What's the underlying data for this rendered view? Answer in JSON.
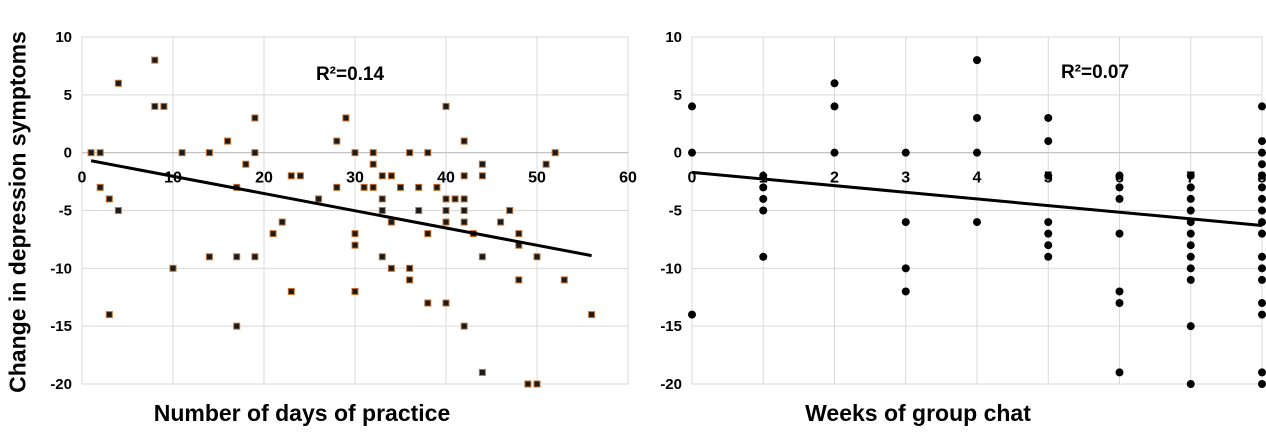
{
  "shared_ylabel": "Change in depression symptoms",
  "chart_data": [
    {
      "type": "scatter",
      "xlabel": "Number of days of practice",
      "ylabel": "Change in depression symptoms",
      "annotation": "R²=0.14",
      "xlim": [
        0,
        60
      ],
      "ylim": [
        -20,
        10
      ],
      "xticks": [
        0,
        10,
        20,
        30,
        40,
        50,
        60
      ],
      "yticks": [
        10,
        5,
        0,
        -5,
        -10,
        -15,
        -20
      ],
      "grid": true,
      "marker_color": "#1a1a1a",
      "marker_edge": "#c8702a",
      "trendline": {
        "x": [
          1,
          56
        ],
        "y": [
          -0.7,
          -8.9
        ]
      },
      "points": [
        [
          1,
          0
        ],
        [
          2,
          0
        ],
        [
          2,
          -3
        ],
        [
          3,
          -4
        ],
        [
          3,
          -14
        ],
        [
          4,
          6
        ],
        [
          4,
          -5
        ],
        [
          8,
          8
        ],
        [
          8,
          4
        ],
        [
          9,
          4
        ],
        [
          10,
          -10
        ],
        [
          11,
          0
        ],
        [
          14,
          0
        ],
        [
          14,
          -9
        ],
        [
          16,
          1
        ],
        [
          17,
          -3
        ],
        [
          17,
          -9
        ],
        [
          17,
          -15
        ],
        [
          18,
          -1
        ],
        [
          19,
          3
        ],
        [
          19,
          0
        ],
        [
          19,
          -9
        ],
        [
          21,
          -7
        ],
        [
          22,
          -6
        ],
        [
          23,
          -2
        ],
        [
          23,
          -12
        ],
        [
          24,
          -2
        ],
        [
          26,
          -4
        ],
        [
          28,
          1
        ],
        [
          28,
          -3
        ],
        [
          29,
          3
        ],
        [
          30,
          0
        ],
        [
          30,
          -7
        ],
        [
          30,
          -8
        ],
        [
          30,
          -12
        ],
        [
          31,
          -3
        ],
        [
          32,
          -1
        ],
        [
          32,
          0
        ],
        [
          32,
          -3
        ],
        [
          33,
          -2
        ],
        [
          33,
          -4
        ],
        [
          33,
          -5
        ],
        [
          33,
          -9
        ],
        [
          34,
          -2
        ],
        [
          34,
          -6
        ],
        [
          34,
          -10
        ],
        [
          35,
          -3
        ],
        [
          36,
          0
        ],
        [
          36,
          -10
        ],
        [
          36,
          -11
        ],
        [
          37,
          -3
        ],
        [
          37,
          -5
        ],
        [
          38,
          0
        ],
        [
          38,
          -7
        ],
        [
          38,
          -13
        ],
        [
          39,
          -3
        ],
        [
          40,
          4
        ],
        [
          40,
          -4
        ],
        [
          40,
          -5
        ],
        [
          40,
          -6
        ],
        [
          40,
          -13
        ],
        [
          41,
          -4
        ],
        [
          42,
          1
        ],
        [
          42,
          -2
        ],
        [
          42,
          -4
        ],
        [
          42,
          -5
        ],
        [
          42,
          -6
        ],
        [
          42,
          -15
        ],
        [
          43,
          -7
        ],
        [
          44,
          -1
        ],
        [
          44,
          -2
        ],
        [
          44,
          -9
        ],
        [
          44,
          -19
        ],
        [
          46,
          -6
        ],
        [
          47,
          -5
        ],
        [
          48,
          -7
        ],
        [
          48,
          -8
        ],
        [
          48,
          -11
        ],
        [
          49,
          -20
        ],
        [
          50,
          -9
        ],
        [
          50,
          -20
        ],
        [
          51,
          -1
        ],
        [
          52,
          0
        ],
        [
          53,
          -11
        ],
        [
          56,
          -14
        ]
      ]
    },
    {
      "type": "scatter",
      "xlabel": "Weeks of group chat",
      "ylabel": "",
      "annotation": "R²=0.07",
      "xlim": [
        0,
        8
      ],
      "ylim": [
        -20,
        10
      ],
      "xticks": [
        0,
        1,
        2,
        3,
        4,
        5,
        6,
        7,
        8
      ],
      "yticks": [
        10,
        5,
        0,
        -5,
        -10,
        -15,
        -20
      ],
      "grid": true,
      "marker_color": "#000000",
      "marker_edge": "#000000",
      "trendline": {
        "x": [
          0,
          8
        ],
        "y": [
          -1.7,
          -6.3
        ]
      },
      "points": [
        [
          0,
          4
        ],
        [
          0,
          0
        ],
        [
          0,
          -14
        ],
        [
          1,
          -2
        ],
        [
          1,
          -3
        ],
        [
          1,
          -4
        ],
        [
          1,
          -5
        ],
        [
          1,
          -9
        ],
        [
          2,
          6
        ],
        [
          2,
          4
        ],
        [
          2,
          0
        ],
        [
          3,
          0
        ],
        [
          3,
          -6
        ],
        [
          3,
          -10
        ],
        [
          3,
          -12
        ],
        [
          4,
          8
        ],
        [
          4,
          3
        ],
        [
          4,
          0
        ],
        [
          4,
          -6
        ],
        [
          5,
          3
        ],
        [
          5,
          1
        ],
        [
          5,
          -2
        ],
        [
          5,
          -6
        ],
        [
          5,
          -7
        ],
        [
          5,
          -8
        ],
        [
          5,
          -9
        ],
        [
          6,
          -2
        ],
        [
          6,
          -3
        ],
        [
          6,
          -4
        ],
        [
          6,
          -7
        ],
        [
          6,
          -12
        ],
        [
          6,
          -13
        ],
        [
          6,
          -19
        ],
        [
          7,
          -2
        ],
        [
          7,
          -3
        ],
        [
          7,
          -4
        ],
        [
          7,
          -5
        ],
        [
          7,
          -6
        ],
        [
          7,
          -7
        ],
        [
          7,
          -8
        ],
        [
          7,
          -9
        ],
        [
          7,
          -10
        ],
        [
          7,
          -11
        ],
        [
          7,
          -15
        ],
        [
          7,
          -20
        ],
        [
          8,
          4
        ],
        [
          8,
          1
        ],
        [
          8,
          0
        ],
        [
          8,
          -1
        ],
        [
          8,
          -2
        ],
        [
          8,
          -3
        ],
        [
          8,
          -4
        ],
        [
          8,
          -5
        ],
        [
          8,
          -6
        ],
        [
          8,
          -7
        ],
        [
          8,
          -9
        ],
        [
          8,
          -10
        ],
        [
          8,
          -11
        ],
        [
          8,
          -13
        ],
        [
          8,
          -14
        ],
        [
          8,
          -19
        ],
        [
          8,
          -20
        ]
      ]
    }
  ]
}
******
## [Goal]
None of the pictures should appear; repeat the records exactly otherwise.

## [Solution to this exercise]
What's the underlying data for this rendered view? Answer in JSON.
{
  "shared_ylabel": "Change in depression symptoms",
  "chart_data": [
    {
      "type": "scatter",
      "xlabel": "Number of days of practice",
      "ylabel": "Change in depression symptoms",
      "annotation": "R²=0.14",
      "xlim": [
        0,
        60
      ],
      "ylim": [
        -20,
        10
      ],
      "xticks": [
        0,
        10,
        20,
        30,
        40,
        50,
        60
      ],
      "yticks": [
        10,
        5,
        0,
        -5,
        -10,
        -15,
        -20
      ],
      "grid": true,
      "marker_color": "#1a1a1a",
      "marker_edge": "#c8702a",
      "trendline": {
        "x": [
          1,
          56
        ],
        "y": [
          -0.7,
          -8.9
        ]
      },
      "points": [
        [
          1,
          0
        ],
        [
          2,
          0
        ],
        [
          2,
          -3
        ],
        [
          3,
          -4
        ],
        [
          3,
          -14
        ],
        [
          4,
          6
        ],
        [
          4,
          -5
        ],
        [
          8,
          8
        ],
        [
          8,
          4
        ],
        [
          9,
          4
        ],
        [
          10,
          -10
        ],
        [
          11,
          0
        ],
        [
          14,
          0
        ],
        [
          14,
          -9
        ],
        [
          16,
          1
        ],
        [
          17,
          -3
        ],
        [
          17,
          -9
        ],
        [
          17,
          -15
        ],
        [
          18,
          -1
        ],
        [
          19,
          3
        ],
        [
          19,
          0
        ],
        [
          19,
          -9
        ],
        [
          21,
          -7
        ],
        [
          22,
          -6
        ],
        [
          23,
          -2
        ],
        [
          23,
          -12
        ],
        [
          24,
          -2
        ],
        [
          26,
          -4
        ],
        [
          28,
          1
        ],
        [
          28,
          -3
        ],
        [
          29,
          3
        ],
        [
          30,
          0
        ],
        [
          30,
          -7
        ],
        [
          30,
          -8
        ],
        [
          30,
          -12
        ],
        [
          31,
          -3
        ],
        [
          32,
          -1
        ],
        [
          32,
          0
        ],
        [
          32,
          -3
        ],
        [
          33,
          -2
        ],
        [
          33,
          -4
        ],
        [
          33,
          -5
        ],
        [
          33,
          -9
        ],
        [
          34,
          -2
        ],
        [
          34,
          -6
        ],
        [
          34,
          -10
        ],
        [
          35,
          -3
        ],
        [
          36,
          0
        ],
        [
          36,
          -10
        ],
        [
          36,
          -11
        ],
        [
          37,
          -3
        ],
        [
          37,
          -5
        ],
        [
          38,
          0
        ],
        [
          38,
          -7
        ],
        [
          38,
          -13
        ],
        [
          39,
          -3
        ],
        [
          40,
          4
        ],
        [
          40,
          -4
        ],
        [
          40,
          -5
        ],
        [
          40,
          -6
        ],
        [
          40,
          -13
        ],
        [
          41,
          -4
        ],
        [
          42,
          1
        ],
        [
          42,
          -2
        ],
        [
          42,
          -4
        ],
        [
          42,
          -5
        ],
        [
          42,
          -6
        ],
        [
          42,
          -15
        ],
        [
          43,
          -7
        ],
        [
          44,
          -1
        ],
        [
          44,
          -2
        ],
        [
          44,
          -9
        ],
        [
          44,
          -19
        ],
        [
          46,
          -6
        ],
        [
          47,
          -5
        ],
        [
          48,
          -7
        ],
        [
          48,
          -8
        ],
        [
          48,
          -11
        ],
        [
          49,
          -20
        ],
        [
          50,
          -9
        ],
        [
          50,
          -20
        ],
        [
          51,
          -1
        ],
        [
          52,
          0
        ],
        [
          53,
          -11
        ],
        [
          56,
          -14
        ]
      ]
    },
    {
      "type": "scatter",
      "xlabel": "Weeks of group chat",
      "ylabel": "",
      "annotation": "R²=0.07",
      "xlim": [
        0,
        8
      ],
      "ylim": [
        -20,
        10
      ],
      "xticks": [
        0,
        1,
        2,
        3,
        4,
        5,
        6,
        7,
        8
      ],
      "yticks": [
        10,
        5,
        0,
        -5,
        -10,
        -15,
        -20
      ],
      "grid": true,
      "marker_color": "#000000",
      "marker_edge": "#000000",
      "trendline": {
        "x": [
          0,
          8
        ],
        "y": [
          -1.7,
          -6.3
        ]
      },
      "points": [
        [
          0,
          4
        ],
        [
          0,
          0
        ],
        [
          0,
          -14
        ],
        [
          1,
          -2
        ],
        [
          1,
          -3
        ],
        [
          1,
          -4
        ],
        [
          1,
          -5
        ],
        [
          1,
          -9
        ],
        [
          2,
          6
        ],
        [
          2,
          4
        ],
        [
          2,
          0
        ],
        [
          3,
          0
        ],
        [
          3,
          -6
        ],
        [
          3,
          -10
        ],
        [
          3,
          -12
        ],
        [
          4,
          8
        ],
        [
          4,
          3
        ],
        [
          4,
          0
        ],
        [
          4,
          -6
        ],
        [
          5,
          3
        ],
        [
          5,
          1
        ],
        [
          5,
          -2
        ],
        [
          5,
          -6
        ],
        [
          5,
          -7
        ],
        [
          5,
          -8
        ],
        [
          5,
          -9
        ],
        [
          6,
          -2
        ],
        [
          6,
          -3
        ],
        [
          6,
          -4
        ],
        [
          6,
          -7
        ],
        [
          6,
          -12
        ],
        [
          6,
          -13
        ],
        [
          6,
          -19
        ],
        [
          7,
          -2
        ],
        [
          7,
          -3
        ],
        [
          7,
          -4
        ],
        [
          7,
          -5
        ],
        [
          7,
          -6
        ],
        [
          7,
          -7
        ],
        [
          7,
          -8
        ],
        [
          7,
          -9
        ],
        [
          7,
          -10
        ],
        [
          7,
          -11
        ],
        [
          7,
          -15
        ],
        [
          7,
          -20
        ],
        [
          8,
          4
        ],
        [
          8,
          1
        ],
        [
          8,
          0
        ],
        [
          8,
          -1
        ],
        [
          8,
          -2
        ],
        [
          8,
          -3
        ],
        [
          8,
          -4
        ],
        [
          8,
          -5
        ],
        [
          8,
          -6
        ],
        [
          8,
          -7
        ],
        [
          8,
          -9
        ],
        [
          8,
          -10
        ],
        [
          8,
          -11
        ],
        [
          8,
          -13
        ],
        [
          8,
          -14
        ],
        [
          8,
          -19
        ],
        [
          8,
          -20
        ]
      ]
    }
  ]
}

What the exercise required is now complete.